#### [Dataset rows]
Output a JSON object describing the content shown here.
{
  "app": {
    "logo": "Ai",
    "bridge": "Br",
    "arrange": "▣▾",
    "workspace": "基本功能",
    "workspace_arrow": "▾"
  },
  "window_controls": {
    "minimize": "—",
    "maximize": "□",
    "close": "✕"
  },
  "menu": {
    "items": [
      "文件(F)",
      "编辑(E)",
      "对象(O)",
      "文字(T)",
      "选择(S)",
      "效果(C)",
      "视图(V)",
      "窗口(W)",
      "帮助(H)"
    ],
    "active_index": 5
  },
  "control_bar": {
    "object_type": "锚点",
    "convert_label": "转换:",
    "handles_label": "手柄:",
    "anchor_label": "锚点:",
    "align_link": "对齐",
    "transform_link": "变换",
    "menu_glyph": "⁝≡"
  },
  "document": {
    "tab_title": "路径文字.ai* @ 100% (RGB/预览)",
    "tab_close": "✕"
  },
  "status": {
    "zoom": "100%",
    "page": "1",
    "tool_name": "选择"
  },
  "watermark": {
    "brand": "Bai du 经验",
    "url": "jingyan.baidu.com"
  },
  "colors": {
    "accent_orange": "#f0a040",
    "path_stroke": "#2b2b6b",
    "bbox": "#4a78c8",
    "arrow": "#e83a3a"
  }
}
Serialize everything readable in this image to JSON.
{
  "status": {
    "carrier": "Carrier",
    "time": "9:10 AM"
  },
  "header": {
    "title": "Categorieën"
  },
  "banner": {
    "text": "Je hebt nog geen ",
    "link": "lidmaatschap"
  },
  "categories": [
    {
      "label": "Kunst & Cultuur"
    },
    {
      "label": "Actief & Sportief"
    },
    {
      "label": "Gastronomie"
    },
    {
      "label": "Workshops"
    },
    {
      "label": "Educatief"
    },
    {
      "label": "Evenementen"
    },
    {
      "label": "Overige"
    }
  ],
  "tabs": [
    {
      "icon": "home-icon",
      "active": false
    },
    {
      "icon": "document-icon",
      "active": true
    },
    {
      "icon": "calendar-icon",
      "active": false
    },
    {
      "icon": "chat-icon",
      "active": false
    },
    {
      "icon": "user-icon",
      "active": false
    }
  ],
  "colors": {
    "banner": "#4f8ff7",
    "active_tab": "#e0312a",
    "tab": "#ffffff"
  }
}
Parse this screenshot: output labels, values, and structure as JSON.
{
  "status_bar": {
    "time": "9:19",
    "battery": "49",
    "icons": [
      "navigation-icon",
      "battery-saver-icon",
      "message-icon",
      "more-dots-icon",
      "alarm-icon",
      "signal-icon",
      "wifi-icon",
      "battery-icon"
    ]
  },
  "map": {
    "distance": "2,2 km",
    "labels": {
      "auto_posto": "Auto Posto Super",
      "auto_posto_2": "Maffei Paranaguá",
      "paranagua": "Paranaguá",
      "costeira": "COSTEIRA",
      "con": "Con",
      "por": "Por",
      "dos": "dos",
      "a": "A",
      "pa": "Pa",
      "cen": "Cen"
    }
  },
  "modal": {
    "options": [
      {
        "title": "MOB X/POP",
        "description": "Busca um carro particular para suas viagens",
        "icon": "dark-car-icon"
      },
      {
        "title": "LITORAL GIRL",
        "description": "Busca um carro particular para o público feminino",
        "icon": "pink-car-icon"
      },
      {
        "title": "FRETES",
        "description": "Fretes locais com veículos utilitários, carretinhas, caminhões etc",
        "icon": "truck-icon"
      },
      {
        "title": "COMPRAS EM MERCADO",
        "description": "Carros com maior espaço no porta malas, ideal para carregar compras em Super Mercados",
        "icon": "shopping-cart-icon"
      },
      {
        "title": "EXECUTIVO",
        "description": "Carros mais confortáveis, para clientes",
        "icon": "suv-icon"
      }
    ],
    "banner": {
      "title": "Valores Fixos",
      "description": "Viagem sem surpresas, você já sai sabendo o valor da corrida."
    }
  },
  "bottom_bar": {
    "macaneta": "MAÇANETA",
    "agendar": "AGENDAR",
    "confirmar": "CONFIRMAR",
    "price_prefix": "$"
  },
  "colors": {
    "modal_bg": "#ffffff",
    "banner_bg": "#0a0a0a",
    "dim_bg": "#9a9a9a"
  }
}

#### [Directive]
Please return the data above exactly as given.

#### [Reply]
Output a JSON object describing the content shown here.
{
  "app": {
    "logo": "Ai",
    "bridge": "Br",
    "arrange": "▣▾",
    "workspace": "基本功能",
    "workspace_arrow": "▾"
  },
  "window_controls": {
    "minimize": "—",
    "maximize": "□",
    "close": "✕"
  },
  "menu": {
    "items": [
      "文件(F)",
      "编辑(E)",
      "对象(O)",
      "文字(T)",
      "选择(S)",
      "效果(C)",
      "视图(V)",
      "窗口(W)",
      "帮助(H)"
    ],
    "active_index": 5
  },
  "control_bar": {
    "object_type": "锚点",
    "convert_label": "转换:",
    "handles_label": "手柄:",
    "anchor_label": "锚点:",
    "align_link": "对齐",
    "transform_link": "变换",
    "menu_glyph": "⁝≡"
  },
  "document": {
    "tab_title": "路径文字.ai* @ 100% (RGB/预览)",
    "tab_close": "✕"
  },
  "status": {
    "zoom": "100%",
    "page": "1",
    "tool_name": "选择"
  },
  "watermark": {
    "brand": "Bai du 经验",
    "url": "jingyan.baidu.com"
  },
  "colors": {
    "accent_orange": "#f0a040",
    "path_stroke": "#2b2b6b",
    "bbox": "#4a78c8",
    "arrow": "#e83a3a"
  }
}
Serialize everything readable in this image to JSON.
{
  "status": {
    "carrier": "Carrier",
    "time": "9:10 AM"
  },
  "header": {
    "title": "Categorieën"
  },
  "banner": {
    "text": "Je hebt nog geen ",
    "link": "lidmaatschap"
  },
  "categories": [
    {
      "label": "Kunst & Cultuur"
    },
    {
      "label": "Actief & Sportief"
    },
    {
      "label": "Gastronomie"
    },
    {
      "label": "Workshops"
    },
    {
      "label": "Educatief"
    },
    {
      "label": "Evenementen"
    },
    {
      "label": "Overige"
    }
  ],
  "tabs": [
    {
      "icon": "home-icon",
      "active": false
    },
    {
      "icon": "document-icon",
      "active": true
    },
    {
      "icon": "calendar-icon",
      "active": false
    },
    {
      "icon": "chat-icon",
      "active": false
    },
    {
      "icon": "user-icon",
      "active": false
    }
  ],
  "colors": {
    "banner": "#4f8ff7",
    "active_tab": "#e0312a",
    "tab": "#ffffff"
  }
}
Parse this screenshot: output labels, values, and structure as JSON.
{
  "status_bar": {
    "time": "9:19",
    "battery": "49",
    "icons": [
      "navigation-icon",
      "battery-saver-icon",
      "message-icon",
      "more-dots-icon",
      "alarm-icon",
      "signal-icon",
      "wifi-icon",
      "battery-icon"
    ]
  },
  "map": {
    "distance": "2,2 km",
    "labels": {
      "auto_posto": "Auto Posto Super",
      "auto_posto_2": "Maffei Paranaguá",
      "paranagua": "Paranaguá",
      "costeira": "COSTEIRA",
      "con": "Con",
      "por": "Por",
      "dos": "dos",
      "a": "A",
      "pa": "Pa",
      "cen": "Cen"
    }
  },
  "modal": {
    "options": [
      {
        "title": "MOB X/POP",
        "description": "Busca um carro particular para suas viagens",
        "icon": "dark-car-icon"
      },
      {
        "title": "LITORAL GIRL",
        "description": "Busca um carro particular para o público feminino",
        "icon": "pink-car-icon"
      },
      {
        "title": "FRETES",
        "description": "Fretes locais com veículos utilitários, carretinhas, caminhões etc",
        "icon": "truck-icon"
      },
      {
        "title": "COMPRAS EM MERCADO",
        "description": "Carros com maior espaço no porta malas, ideal para carregar compras em Super Mercados",
        "icon": "shopping-cart-icon"
      },
      {
        "title": "EXECUTIVO",
        "description": "Carros mais confortáveis, para clientes",
        "icon": "suv-icon"
      }
    ],
    "banner": {
      "title": "Valores Fixos",
      "description": "Viagem sem surpresas, você já sai sabendo o valor da corrida."
    }
  },
  "bottom_bar": {
    "macaneta": "MAÇANETA",
    "agendar": "AGENDAR",
    "confirmar": "CONFIRMAR",
    "price_prefix": "$"
  },
  "colors": {
    "modal_bg": "#ffffff",
    "banner_bg": "#0a0a0a",
    "dim_bg": "#9a9a9a"
  }
}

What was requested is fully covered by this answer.